Please repeat all of the listing exactly.

%%

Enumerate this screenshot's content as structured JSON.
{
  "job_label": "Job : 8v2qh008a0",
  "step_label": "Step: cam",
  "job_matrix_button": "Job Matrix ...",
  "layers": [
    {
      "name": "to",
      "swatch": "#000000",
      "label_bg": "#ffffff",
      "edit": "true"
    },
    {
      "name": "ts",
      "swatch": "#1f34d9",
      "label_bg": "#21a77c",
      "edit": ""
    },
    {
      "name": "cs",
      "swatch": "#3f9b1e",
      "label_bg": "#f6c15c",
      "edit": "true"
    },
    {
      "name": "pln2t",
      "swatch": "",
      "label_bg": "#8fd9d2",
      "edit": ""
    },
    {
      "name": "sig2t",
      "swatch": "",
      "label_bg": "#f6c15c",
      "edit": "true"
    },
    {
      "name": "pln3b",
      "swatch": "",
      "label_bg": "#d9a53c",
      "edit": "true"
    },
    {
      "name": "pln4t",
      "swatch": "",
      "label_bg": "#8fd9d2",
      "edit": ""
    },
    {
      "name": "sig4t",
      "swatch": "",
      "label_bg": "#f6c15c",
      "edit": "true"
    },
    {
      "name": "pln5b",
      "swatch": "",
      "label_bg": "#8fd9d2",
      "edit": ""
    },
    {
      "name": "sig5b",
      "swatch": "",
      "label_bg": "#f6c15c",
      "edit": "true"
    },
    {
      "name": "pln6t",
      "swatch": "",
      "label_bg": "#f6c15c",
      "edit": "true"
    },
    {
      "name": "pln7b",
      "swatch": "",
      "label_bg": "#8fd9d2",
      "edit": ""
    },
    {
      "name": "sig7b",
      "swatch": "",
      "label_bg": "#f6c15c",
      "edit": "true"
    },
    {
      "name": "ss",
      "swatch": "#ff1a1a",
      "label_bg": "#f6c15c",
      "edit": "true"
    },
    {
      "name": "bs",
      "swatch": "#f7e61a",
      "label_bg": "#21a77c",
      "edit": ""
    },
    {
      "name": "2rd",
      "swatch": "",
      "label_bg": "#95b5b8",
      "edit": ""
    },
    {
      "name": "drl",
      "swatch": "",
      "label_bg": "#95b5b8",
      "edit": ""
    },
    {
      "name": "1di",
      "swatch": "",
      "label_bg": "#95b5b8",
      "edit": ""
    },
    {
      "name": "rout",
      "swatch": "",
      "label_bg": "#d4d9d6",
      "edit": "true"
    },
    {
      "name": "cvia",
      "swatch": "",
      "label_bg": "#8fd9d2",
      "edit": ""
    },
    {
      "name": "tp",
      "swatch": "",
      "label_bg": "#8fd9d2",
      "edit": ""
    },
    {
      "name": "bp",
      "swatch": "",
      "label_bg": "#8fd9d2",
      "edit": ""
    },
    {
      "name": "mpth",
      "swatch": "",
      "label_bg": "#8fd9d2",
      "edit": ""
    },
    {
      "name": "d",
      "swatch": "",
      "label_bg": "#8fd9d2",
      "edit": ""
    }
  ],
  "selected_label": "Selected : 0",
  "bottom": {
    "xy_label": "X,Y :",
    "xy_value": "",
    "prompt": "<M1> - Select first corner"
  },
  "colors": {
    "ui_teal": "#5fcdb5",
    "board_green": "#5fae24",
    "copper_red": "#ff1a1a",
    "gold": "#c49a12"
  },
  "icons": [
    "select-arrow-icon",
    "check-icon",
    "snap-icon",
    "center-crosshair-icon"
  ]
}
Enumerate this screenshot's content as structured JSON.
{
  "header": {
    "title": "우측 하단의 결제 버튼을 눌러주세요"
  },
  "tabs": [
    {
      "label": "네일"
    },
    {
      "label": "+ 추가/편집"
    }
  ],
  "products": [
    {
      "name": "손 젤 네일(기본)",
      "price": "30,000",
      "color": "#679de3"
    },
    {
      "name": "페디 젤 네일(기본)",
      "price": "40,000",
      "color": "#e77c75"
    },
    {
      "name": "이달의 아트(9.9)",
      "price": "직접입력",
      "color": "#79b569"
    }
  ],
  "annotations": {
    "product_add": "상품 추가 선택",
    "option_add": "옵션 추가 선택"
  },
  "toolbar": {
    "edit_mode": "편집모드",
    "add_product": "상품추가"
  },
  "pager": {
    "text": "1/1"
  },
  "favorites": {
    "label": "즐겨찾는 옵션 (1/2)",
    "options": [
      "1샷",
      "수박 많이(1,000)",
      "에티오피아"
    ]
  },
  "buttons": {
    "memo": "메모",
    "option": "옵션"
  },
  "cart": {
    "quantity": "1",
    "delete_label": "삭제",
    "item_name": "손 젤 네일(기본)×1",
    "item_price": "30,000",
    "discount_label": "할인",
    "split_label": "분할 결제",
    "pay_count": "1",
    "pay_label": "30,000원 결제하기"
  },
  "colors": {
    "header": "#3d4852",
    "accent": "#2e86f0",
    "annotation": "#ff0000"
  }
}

%%

■ Result for this task:
Enumerate this screenshot's content as structured JSON.
{
  "job_label": "Job : 8v2qh008a0",
  "step_label": "Step: cam",
  "job_matrix_button": "Job Matrix ...",
  "layers": [
    {
      "name": "to",
      "swatch": "#000000",
      "label_bg": "#ffffff",
      "edit": "true"
    },
    {
      "name": "ts",
      "swatch": "#1f34d9",
      "label_bg": "#21a77c",
      "edit": ""
    },
    {
      "name": "cs",
      "swatch": "#3f9b1e",
      "label_bg": "#f6c15c",
      "edit": "true"
    },
    {
      "name": "pln2t",
      "swatch": "",
      "label_bg": "#8fd9d2",
      "edit": ""
    },
    {
      "name": "sig2t",
      "swatch": "",
      "label_bg": "#f6c15c",
      "edit": "true"
    },
    {
      "name": "pln3b",
      "swatch": "",
      "label_bg": "#d9a53c",
      "edit": "true"
    },
    {
      "name": "pln4t",
      "swatch": "",
      "label_bg": "#8fd9d2",
      "edit": ""
    },
    {
      "name": "sig4t",
      "swatch": "",
      "label_bg": "#f6c15c",
      "edit": "true"
    },
    {
      "name": "pln5b",
      "swatch": "",
      "label_bg": "#8fd9d2",
      "edit": ""
    },
    {
      "name": "sig5b",
      "swatch": "",
      "label_bg": "#f6c15c",
      "edit": "true"
    },
    {
      "name": "pln6t",
      "swatch": "",
      "label_bg": "#f6c15c",
      "edit": "true"
    },
    {
      "name": "pln7b",
      "swatch": "",
      "label_bg": "#8fd9d2",
      "edit": ""
    },
    {
      "name": "sig7b",
      "swatch": "",
      "label_bg": "#f6c15c",
      "edit": "true"
    },
    {
      "name": "ss",
      "swatch": "#ff1a1a",
      "label_bg": "#f6c15c",
      "edit": "true"
    },
    {
      "name": "bs",
      "swatch": "#f7e61a",
      "label_bg": "#21a77c",
      "edit": ""
    },
    {
      "name": "2rd",
      "swatch": "",
      "label_bg": "#95b5b8",
      "edit": ""
    },
    {
      "name": "drl",
      "swatch": "",
      "label_bg": "#95b5b8",
      "edit": ""
    },
    {
      "name": "1di",
      "swatch": "",
      "label_bg": "#95b5b8",
      "edit": ""
    },
    {
      "name": "rout",
      "swatch": "",
      "label_bg": "#d4d9d6",
      "edit": "true"
    },
    {
      "name": "cvia",
      "swatch": "",
      "label_bg": "#8fd9d2",
      "edit": ""
    },
    {
      "name": "tp",
      "swatch": "",
      "label_bg": "#8fd9d2",
      "edit": ""
    },
    {
      "name": "bp",
      "swatch": "",
      "label_bg": "#8fd9d2",
      "edit": ""
    },
    {
      "name": "mpth",
      "swatch": "",
      "label_bg": "#8fd9d2",
      "edit": ""
    },
    {
      "name": "d",
      "swatch": "",
      "label_bg": "#8fd9d2",
      "edit": ""
    }
  ],
  "selected_label": "Selected : 0",
  "bottom": {
    "xy_label": "X,Y :",
    "xy_value": "",
    "prompt": "<M1> - Select first corner"
  },
  "colors": {
    "ui_teal": "#5fcdb5",
    "board_green": "#5fae24",
    "copper_red": "#ff1a1a",
    "gold": "#c49a12"
  },
  "icons": [
    "select-arrow-icon",
    "check-icon",
    "snap-icon",
    "center-crosshair-icon"
  ]
}
Enumerate this screenshot's content as structured JSON.
{
  "header": {
    "title": "우측 하단의 결제 버튼을 눌러주세요"
  },
  "tabs": [
    {
      "label": "네일"
    },
    {
      "label": "+ 추가/편집"
    }
  ],
  "products": [
    {
      "name": "손 젤 네일(기본)",
      "price": "30,000",
      "color": "#679de3"
    },
    {
      "name": "페디 젤 네일(기본)",
      "price": "40,000",
      "color": "#e77c75"
    },
    {
      "name": "이달의 아트(9.9)",
      "price": "직접입력",
      "color": "#79b569"
    }
  ],
  "annotations": {
    "product_add": "상품 추가 선택",
    "option_add": "옵션 추가 선택"
  },
  "toolbar": {
    "edit_mode": "편집모드",
    "add_product": "상품추가"
  },
  "pager": {
    "text": "1/1"
  },
  "favorites": {
    "label": "즐겨찾는 옵션 (1/2)",
    "options": [
      "1샷",
      "수박 많이(1,000)",
      "에티오피아"
    ]
  },
  "buttons": {
    "memo": "메모",
    "option": "옵션"
  },
  "cart": {
    "quantity": "1",
    "delete_label": "삭제",
    "item_name": "손 젤 네일(기본)×1",
    "item_price": "30,000",
    "discount_label": "할인",
    "split_label": "분할 결제",
    "pay_count": "1",
    "pay_label": "30,000원 결제하기"
  },
  "colors": {
    "header": "#3d4852",
    "accent": "#2e86f0",
    "annotation": "#ff0000"
  }
}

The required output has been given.